» **WHAT TO DO**: From the listing below, pull out the lines that hold "xlabel".

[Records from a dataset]

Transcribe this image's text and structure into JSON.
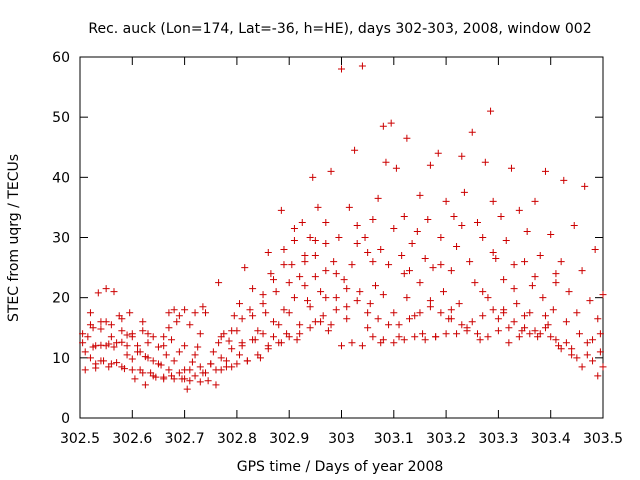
{
  "chart_data": {
    "type": "scatter",
    "title": "Rec. auck (Lon=174, Lat=-36, h=HE), days 302-303, 2008, window 002",
    "xlabel": "GPS time / Days of year 2008",
    "ylabel": "STEC from uqrg / TECUs",
    "xlim": [
      302.5,
      303.5
    ],
    "ylim": [
      0,
      60
    ],
    "xticks": [
      302.5,
      302.6,
      302.7,
      302.8,
      302.9,
      303.0,
      303.1,
      303.2,
      303.3,
      303.4,
      303.5
    ],
    "xtick_labels": [
      "302.5",
      "302.6",
      "302.7",
      "302.8",
      "302.9",
      "303",
      "303.1",
      "303.2",
      "303.3",
      "303.4",
      "303.5"
    ],
    "yticks": [
      0,
      10,
      20,
      30,
      40,
      50,
      60
    ],
    "ytick_labels": [
      "0",
      "10",
      "20",
      "30",
      "40",
      "50",
      "60"
    ],
    "grid": false,
    "legend": "none",
    "marker": "plus",
    "color": "#cc0000",
    "points": [
      [
        302.505,
        14.0
      ],
      [
        302.505,
        12.5
      ],
      [
        302.51,
        8.0
      ],
      [
        302.515,
        13.5
      ],
      [
        302.52,
        17.5
      ],
      [
        302.525,
        15.0
      ],
      [
        302.525,
        11.8
      ],
      [
        302.53,
        8.3
      ],
      [
        302.53,
        9.0
      ],
      [
        302.535,
        20.8
      ],
      [
        302.54,
        14.8
      ],
      [
        302.54,
        12.1
      ],
      [
        302.545,
        9.5
      ],
      [
        302.55,
        21.5
      ],
      [
        302.55,
        16.0
      ],
      [
        302.555,
        12.3
      ],
      [
        302.555,
        8.5
      ],
      [
        302.56,
        15.5
      ],
      [
        302.565,
        21.0
      ],
      [
        302.565,
        11.8
      ],
      [
        302.57,
        9.2
      ],
      [
        302.575,
        17.0
      ],
      [
        302.58,
        14.5
      ],
      [
        302.58,
        12.6
      ],
      [
        302.585,
        8.2
      ],
      [
        302.59,
        10.5
      ],
      [
        302.59,
        13.8
      ],
      [
        302.595,
        17.5
      ],
      [
        302.6,
        14.0
      ],
      [
        302.6,
        9.8
      ],
      [
        302.605,
        6.5
      ],
      [
        302.61,
        12.0
      ],
      [
        302.615,
        8.0
      ],
      [
        302.615,
        11.0
      ],
      [
        302.62,
        14.5
      ],
      [
        302.625,
        5.5
      ],
      [
        302.625,
        10.2
      ],
      [
        302.63,
        12.5
      ],
      [
        302.635,
        7.5
      ],
      [
        302.64,
        9.5
      ],
      [
        302.64,
        13.5
      ],
      [
        302.645,
        6.8
      ],
      [
        302.65,
        11.8
      ],
      [
        302.655,
        8.8
      ],
      [
        302.66,
        12.0
      ],
      [
        302.66,
        6.5
      ],
      [
        302.665,
        10.5
      ],
      [
        302.67,
        17.5
      ],
      [
        302.675,
        7.0
      ],
      [
        302.675,
        13.0
      ],
      [
        302.68,
        9.5
      ],
      [
        302.685,
        16.0
      ],
      [
        302.69,
        11.0
      ],
      [
        302.695,
        6.5
      ],
      [
        302.7,
        8.0
      ],
      [
        302.7,
        12.0
      ],
      [
        302.705,
        4.8
      ],
      [
        302.71,
        6.2
      ],
      [
        302.715,
        9.3
      ],
      [
        302.72,
        10.5
      ],
      [
        302.725,
        11.8
      ],
      [
        302.73,
        6.0
      ],
      [
        302.735,
        18.5
      ],
      [
        302.735,
        7.5
      ],
      [
        302.74,
        17.5
      ],
      [
        302.745,
        6.2
      ],
      [
        302.75,
        9.0
      ],
      [
        302.755,
        11.0
      ],
      [
        302.76,
        5.5
      ],
      [
        302.765,
        12.5
      ],
      [
        302.765,
        22.5
      ],
      [
        302.77,
        8.0
      ],
      [
        302.775,
        14.0
      ],
      [
        302.78,
        9.5
      ],
      [
        302.785,
        12.8
      ],
      [
        302.79,
        8.5
      ],
      [
        302.795,
        17.0
      ],
      [
        302.8,
        14.5
      ],
      [
        302.805,
        10.5
      ],
      [
        302.805,
        19.0
      ],
      [
        302.81,
        12.5
      ],
      [
        302.815,
        25.0
      ],
      [
        302.82,
        9.5
      ],
      [
        302.825,
        18.0
      ],
      [
        302.83,
        21.5
      ],
      [
        302.835,
        13.0
      ],
      [
        302.84,
        14.5
      ],
      [
        302.845,
        10.0
      ],
      [
        302.85,
        20.5
      ],
      [
        302.855,
        17.5
      ],
      [
        302.86,
        27.5
      ],
      [
        302.86,
        12.0
      ],
      [
        302.865,
        24.0
      ],
      [
        302.87,
        13.5
      ],
      [
        302.875,
        21.0
      ],
      [
        302.88,
        15.5
      ],
      [
        302.885,
        34.5
      ],
      [
        302.885,
        12.5
      ],
      [
        302.89,
        28.0
      ],
      [
        302.895,
        14.0
      ],
      [
        302.9,
        22.5
      ],
      [
        302.9,
        17.5
      ],
      [
        302.905,
        25.5
      ],
      [
        302.91,
        31.5
      ],
      [
        302.915,
        13.0
      ],
      [
        302.92,
        15.5
      ],
      [
        302.92,
        23.5
      ],
      [
        302.925,
        32.5
      ],
      [
        302.93,
        26.0
      ],
      [
        302.935,
        19.5
      ],
      [
        302.94,
        18.5
      ],
      [
        302.94,
        30.0
      ],
      [
        302.945,
        40.0
      ],
      [
        302.95,
        16.0
      ],
      [
        302.95,
        29.5
      ],
      [
        302.955,
        35.0
      ],
      [
        302.96,
        21.0
      ],
      [
        302.965,
        17.0
      ],
      [
        302.97,
        32.5
      ],
      [
        302.97,
        24.5
      ],
      [
        302.975,
        14.5
      ],
      [
        302.98,
        41.0
      ],
      [
        302.985,
        26.0
      ],
      [
        302.99,
        18.0
      ],
      [
        302.995,
        30.0
      ],
      [
        303.0,
        58.0
      ],
      [
        303.005,
        23.0
      ],
      [
        303.01,
        16.5
      ],
      [
        303.015,
        35.0
      ],
      [
        303.02,
        25.5
      ],
      [
        303.025,
        44.5
      ],
      [
        303.03,
        29.0
      ],
      [
        303.035,
        21.0
      ],
      [
        303.04,
        58.5
      ],
      [
        303.045,
        30.0
      ],
      [
        303.05,
        15.0
      ],
      [
        303.055,
        19.0
      ],
      [
        303.06,
        33.0
      ],
      [
        303.065,
        22.0
      ],
      [
        303.07,
        36.5
      ],
      [
        303.075,
        28.0
      ],
      [
        303.075,
        12.5
      ],
      [
        303.08,
        48.5
      ],
      [
        303.085,
        42.5
      ],
      [
        303.09,
        25.5
      ],
      [
        303.095,
        49.0
      ],
      [
        303.1,
        31.5
      ],
      [
        303.1,
        17.5
      ],
      [
        303.105,
        41.5
      ],
      [
        303.11,
        13.5
      ],
      [
        303.115,
        27.0
      ],
      [
        303.12,
        33.5
      ],
      [
        303.125,
        20.0
      ],
      [
        303.125,
        46.5
      ],
      [
        303.13,
        24.5
      ],
      [
        303.135,
        29.0
      ],
      [
        303.14,
        17.0
      ],
      [
        303.145,
        31.0
      ],
      [
        303.15,
        22.5
      ],
      [
        303.155,
        14.0
      ],
      [
        303.16,
        26.5
      ],
      [
        303.165,
        33.0
      ],
      [
        303.17,
        19.5
      ],
      [
        303.175,
        25.0
      ],
      [
        303.18,
        13.5
      ],
      [
        303.185,
        44.0
      ],
      [
        303.19,
        30.0
      ],
      [
        303.195,
        21.0
      ],
      [
        303.2,
        36.0
      ],
      [
        303.205,
        16.5
      ],
      [
        303.21,
        24.5
      ],
      [
        303.215,
        33.5
      ],
      [
        303.22,
        28.5
      ],
      [
        303.225,
        19.0
      ],
      [
        303.23,
        43.5
      ],
      [
        303.235,
        37.5
      ],
      [
        303.24,
        15.0
      ],
      [
        303.245,
        26.0
      ],
      [
        303.25,
        47.5
      ],
      [
        303.255,
        22.5
      ],
      [
        303.26,
        32.5
      ],
      [
        303.265,
        13.0
      ],
      [
        303.27,
        30.0
      ],
      [
        303.275,
        42.5
      ],
      [
        303.28,
        20.0
      ],
      [
        303.285,
        51.0
      ],
      [
        303.29,
        36.0
      ],
      [
        303.295,
        26.5
      ],
      [
        303.3,
        16.5
      ],
      [
        303.305,
        33.5
      ],
      [
        303.31,
        23.0
      ],
      [
        303.315,
        29.5
      ],
      [
        303.32,
        12.5
      ],
      [
        303.325,
        41.5
      ],
      [
        303.33,
        25.5
      ],
      [
        303.335,
        19.0
      ],
      [
        303.34,
        34.5
      ],
      [
        303.345,
        14.5
      ],
      [
        303.35,
        26.0
      ],
      [
        303.355,
        31.0
      ],
      [
        303.36,
        17.5
      ],
      [
        303.365,
        22.0
      ],
      [
        303.37,
        36.0
      ],
      [
        303.375,
        13.5
      ],
      [
        303.38,
        27.0
      ],
      [
        303.385,
        20.0
      ],
      [
        303.39,
        41.0
      ],
      [
        303.395,
        15.5
      ],
      [
        303.4,
        30.5
      ],
      [
        303.405,
        18.0
      ],
      [
        303.41,
        24.0
      ],
      [
        303.415,
        12.0
      ],
      [
        303.42,
        26.0
      ],
      [
        303.425,
        39.5
      ],
      [
        303.43,
        16.0
      ],
      [
        303.435,
        21.0
      ],
      [
        303.44,
        11.5
      ],
      [
        303.445,
        32.0
      ],
      [
        303.45,
        17.5
      ],
      [
        303.455,
        14.0
      ],
      [
        303.46,
        24.5
      ],
      [
        303.465,
        38.5
      ],
      [
        303.47,
        10.5
      ],
      [
        303.475,
        19.5
      ],
      [
        303.48,
        13.0
      ],
      [
        303.485,
        28.0
      ],
      [
        303.49,
        16.5
      ],
      [
        303.495,
        11.0
      ],
      [
        303.5,
        20.5
      ],
      [
        303.5,
        8.5
      ],
      [
        303.45,
        10.0
      ],
      [
        303.46,
        8.5
      ],
      [
        303.47,
        12.5
      ],
      [
        303.48,
        9.5
      ],
      [
        303.49,
        7.0
      ],
      [
        303.495,
        14.0
      ],
      [
        303.42,
        11.5
      ],
      [
        303.43,
        12.5
      ],
      [
        303.44,
        10.5
      ],
      [
        303.41,
        13.0
      ],
      [
        303.4,
        13.5
      ],
      [
        303.38,
        14.0
      ],
      [
        303.36,
        14.0
      ],
      [
        303.34,
        13.5
      ],
      [
        303.32,
        15.0
      ],
      [
        303.3,
        14.5
      ],
      [
        303.28,
        13.5
      ],
      [
        303.26,
        14.0
      ],
      [
        303.24,
        14.5
      ],
      [
        303.22,
        14.0
      ],
      [
        303.2,
        14.0
      ],
      [
        303.18,
        13.5
      ],
      [
        303.16,
        13.0
      ],
      [
        303.14,
        13.5
      ],
      [
        303.12,
        13.0
      ],
      [
        303.1,
        12.5
      ],
      [
        303.08,
        13.0
      ],
      [
        303.06,
        13.5
      ],
      [
        303.04,
        12.0
      ],
      [
        303.02,
        12.5
      ],
      [
        303.0,
        12.0
      ],
      [
        302.98,
        15.5
      ],
      [
        302.96,
        16.0
      ],
      [
        302.94,
        15.0
      ],
      [
        302.92,
        14.0
      ],
      [
        302.9,
        13.5
      ],
      [
        302.88,
        12.5
      ],
      [
        302.86,
        11.5
      ],
      [
        302.84,
        10.5
      ],
      [
        302.82,
        9.5
      ],
      [
        302.8,
        9.0
      ],
      [
        302.78,
        8.5
      ],
      [
        302.76,
        8.0
      ],
      [
        302.74,
        7.5
      ],
      [
        302.72,
        7.0
      ],
      [
        302.7,
        6.5
      ],
      [
        302.68,
        6.5
      ],
      [
        302.66,
        6.8
      ],
      [
        302.64,
        7.0
      ],
      [
        302.62,
        7.5
      ],
      [
        302.6,
        8.0
      ],
      [
        302.58,
        8.5
      ],
      [
        302.56,
        9.0
      ],
      [
        302.54,
        9.5
      ],
      [
        302.52,
        10.0
      ],
      [
        302.51,
        11.0
      ],
      [
        303.06,
        26.0
      ],
      [
        303.08,
        20.5
      ],
      [
        303.12,
        24.0
      ],
      [
        303.15,
        37.0
      ],
      [
        303.17,
        42.0
      ],
      [
        303.19,
        25.5
      ],
      [
        303.21,
        18.0
      ],
      [
        303.23,
        32.0
      ],
      [
        303.27,
        21.0
      ],
      [
        303.29,
        27.5
      ],
      [
        303.31,
        18.0
      ],
      [
        303.33,
        21.5
      ],
      [
        303.35,
        17.0
      ],
      [
        303.37,
        23.5
      ],
      [
        303.39,
        17.0
      ],
      [
        303.41,
        22.5
      ],
      [
        302.93,
        22.0
      ],
      [
        302.95,
        27.0
      ],
      [
        302.97,
        20.0
      ],
      [
        302.99,
        24.0
      ],
      [
        303.01,
        21.5
      ],
      [
        303.03,
        19.5
      ],
      [
        303.05,
        17.5
      ],
      [
        303.07,
        16.5
      ],
      [
        303.09,
        15.5
      ],
      [
        303.11,
        15.5
      ],
      [
        303.13,
        16.5
      ],
      [
        303.15,
        17.5
      ],
      [
        303.17,
        18.5
      ],
      [
        303.19,
        17.5
      ],
      [
        303.21,
        16.5
      ],
      [
        303.23,
        15.5
      ],
      [
        303.25,
        16.0
      ],
      [
        303.27,
        17.0
      ],
      [
        303.29,
        18.0
      ],
      [
        303.31,
        17.5
      ],
      [
        303.33,
        16.0
      ],
      [
        303.35,
        15.0
      ],
      [
        303.37,
        14.5
      ],
      [
        303.39,
        15.0
      ],
      [
        302.87,
        16.0
      ],
      [
        302.89,
        18.0
      ],
      [
        302.91,
        20.0
      ],
      [
        302.85,
        14.0
      ],
      [
        302.83,
        13.0
      ],
      [
        302.81,
        12.0
      ],
      [
        302.79,
        11.5
      ],
      [
        302.77,
        10.0
      ],
      [
        302.75,
        9.0
      ],
      [
        302.73,
        8.5
      ],
      [
        302.71,
        8.0
      ],
      [
        302.69,
        7.5
      ],
      [
        302.67,
        8.0
      ],
      [
        302.65,
        9.0
      ],
      [
        302.63,
        10.0
      ],
      [
        302.61,
        11.0
      ],
      [
        302.59,
        12.0
      ],
      [
        302.57,
        12.5
      ],
      [
        302.55,
        12.0
      ],
      [
        302.53,
        12.0
      ],
      [
        302.7,
        18.0
      ],
      [
        302.71,
        15.5
      ],
      [
        302.72,
        17.5
      ],
      [
        302.73,
        14.0
      ],
      [
        302.68,
        18.0
      ],
      [
        302.69,
        17.0
      ],
      [
        302.66,
        13.5
      ],
      [
        302.67,
        15.0
      ],
      [
        302.62,
        16.0
      ],
      [
        302.63,
        14.0
      ],
      [
        302.6,
        13.5
      ],
      [
        302.58,
        16.5
      ],
      [
        302.56,
        13.5
      ],
      [
        302.54,
        16.0
      ],
      [
        302.52,
        15.5
      ],
      [
        302.77,
        13.5
      ],
      [
        302.79,
        14.5
      ],
      [
        302.81,
        16.5
      ],
      [
        302.83,
        17.0
      ],
      [
        302.85,
        19.0
      ],
      [
        302.87,
        23.0
      ],
      [
        302.89,
        25.5
      ],
      [
        302.91,
        29.5
      ],
      [
        302.93,
        27.0
      ],
      [
        302.95,
        23.5
      ],
      [
        302.97,
        29.0
      ],
      [
        302.99,
        20.0
      ],
      [
        303.01,
        18.5
      ],
      [
        303.03,
        32.0
      ],
      [
        303.05,
        27.5
      ]
    ]
  }
}
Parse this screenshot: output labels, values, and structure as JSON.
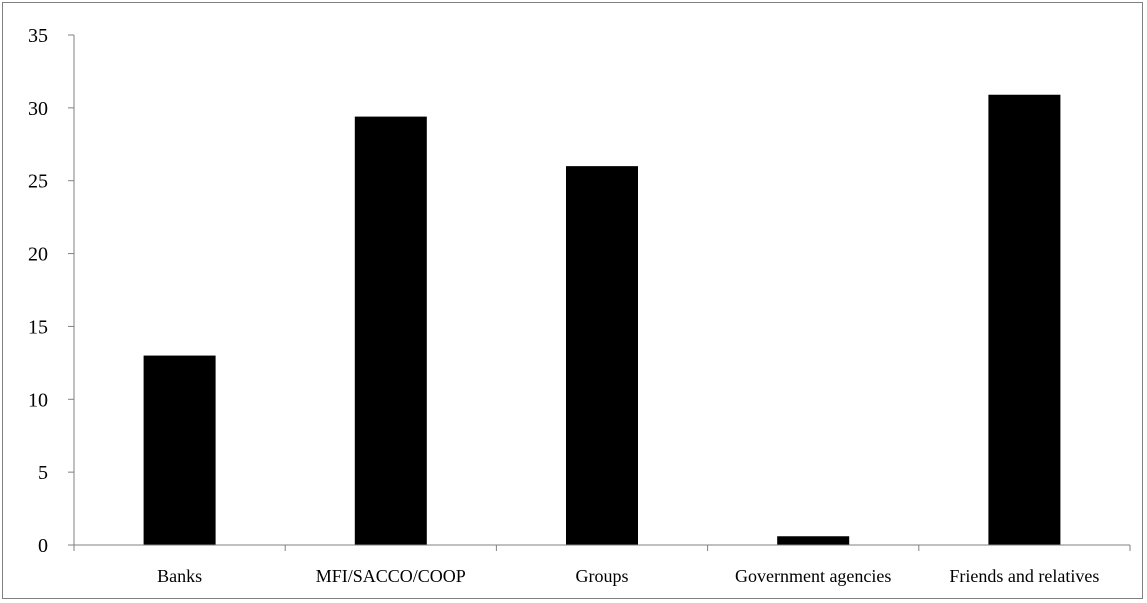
{
  "chart_data": {
    "type": "bar",
    "title": "",
    "xlabel": "",
    "ylabel": "",
    "categories": [
      "Banks",
      "MFI/SACCO/COOP",
      "Groups",
      "Government agencies",
      "Friends and relatives"
    ],
    "values": [
      13,
      29.4,
      26,
      0.6,
      30.9
    ],
    "ylim": [
      0,
      35
    ],
    "yticks": [
      "0",
      "5",
      "10",
      "15",
      "20",
      "25",
      "30",
      "35"
    ],
    "grid": false,
    "legend": "none",
    "bar_color": "#000000",
    "axis_color": "#808080"
  }
}
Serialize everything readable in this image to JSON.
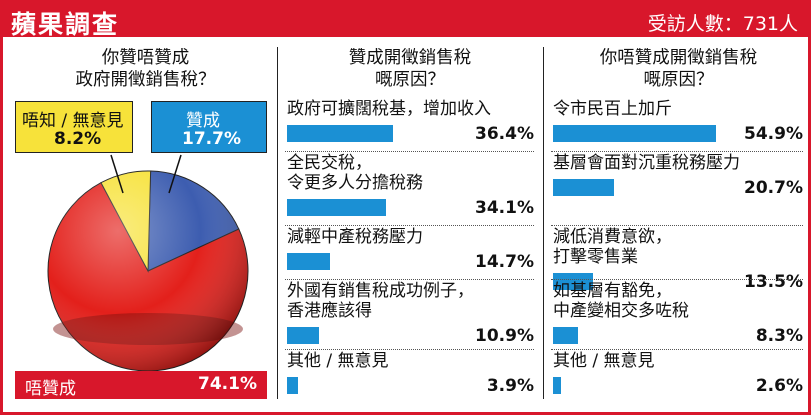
{
  "header": {
    "title": "蘋果調查",
    "respondents": "受訪人數：731人"
  },
  "colors": {
    "brand_red": "#d8172b",
    "bar_blue": "#1b90d4",
    "pie_red": "#e3201b",
    "pie_yellow": "#f7e23a",
    "pie_blue": "#3d5db0"
  },
  "chart_data": [
    {
      "type": "pie",
      "title": "你贊唔贊成\n政府開徵銷售稅？",
      "slices": [
        {
          "label": "唔贊成",
          "value": 74.1,
          "display": "74.1%",
          "color": "#e3201b"
        },
        {
          "label": "唔知 / 無意見",
          "value": 8.2,
          "display": "8.2%",
          "color": "#f7e23a"
        },
        {
          "label": "贊成",
          "value": 17.7,
          "display": "17.7%",
          "color": "#3d5db0"
        }
      ]
    },
    {
      "type": "bar",
      "title": "贊成開徵銷售稅\n嘅原因？",
      "categories": [
        "政府可擴闊稅基，增加收入",
        "全民交稅，\n令更多人分擔稅務",
        "減輕中產稅務壓力",
        "外國有銷售稅成功例子，\n香港應該得",
        "其他 / 無意見"
      ],
      "values": [
        36.4,
        34.1,
        14.7,
        10.9,
        3.9
      ],
      "display": [
        "36.4%",
        "34.1%",
        "14.7%",
        "10.9%",
        "3.9%"
      ]
    },
    {
      "type": "bar",
      "title": "你唔贊成開徵銷售稅\n嘅原因？",
      "categories": [
        "令市民百上加斤",
        "基層會面對沉重稅務壓力",
        "減低消費意欲，\n打擊零售業",
        "如基層有豁免，\n中產變相交多咗稅",
        "其他 / 無意見"
      ],
      "values": [
        54.9,
        20.7,
        13.5,
        8.3,
        2.6
      ],
      "display": [
        "54.9%",
        "20.7%",
        "13.5%",
        "8.3%",
        "2.6%"
      ]
    }
  ]
}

» **ANSWER TO THE PROBLEM**:
    "xlabel": "GPS time / Days of year 2008",
    "xlabel": "",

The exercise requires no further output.